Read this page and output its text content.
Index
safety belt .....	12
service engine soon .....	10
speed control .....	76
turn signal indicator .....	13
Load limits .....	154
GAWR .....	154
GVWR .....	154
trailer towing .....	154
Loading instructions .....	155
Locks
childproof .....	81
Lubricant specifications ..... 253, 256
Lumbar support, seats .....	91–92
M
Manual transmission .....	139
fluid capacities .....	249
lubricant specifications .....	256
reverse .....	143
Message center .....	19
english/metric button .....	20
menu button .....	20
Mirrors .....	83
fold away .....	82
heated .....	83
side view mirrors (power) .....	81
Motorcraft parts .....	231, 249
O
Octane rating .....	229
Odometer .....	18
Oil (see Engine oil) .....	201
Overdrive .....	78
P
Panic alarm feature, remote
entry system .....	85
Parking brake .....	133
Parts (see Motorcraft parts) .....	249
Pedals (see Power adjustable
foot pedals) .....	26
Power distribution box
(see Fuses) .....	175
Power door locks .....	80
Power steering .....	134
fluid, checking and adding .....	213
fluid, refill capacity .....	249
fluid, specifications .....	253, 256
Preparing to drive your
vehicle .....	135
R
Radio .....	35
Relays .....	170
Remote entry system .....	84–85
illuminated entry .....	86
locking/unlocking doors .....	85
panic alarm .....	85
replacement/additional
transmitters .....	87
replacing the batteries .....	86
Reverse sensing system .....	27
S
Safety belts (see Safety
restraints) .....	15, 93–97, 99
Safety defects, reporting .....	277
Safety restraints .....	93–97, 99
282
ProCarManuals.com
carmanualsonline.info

****************

▶ Stated exercise
Every line of the listing that holds "alarm" should be found and copied.

▶ Exercise result
Panic alarm feature, remote
panic alarm .....	85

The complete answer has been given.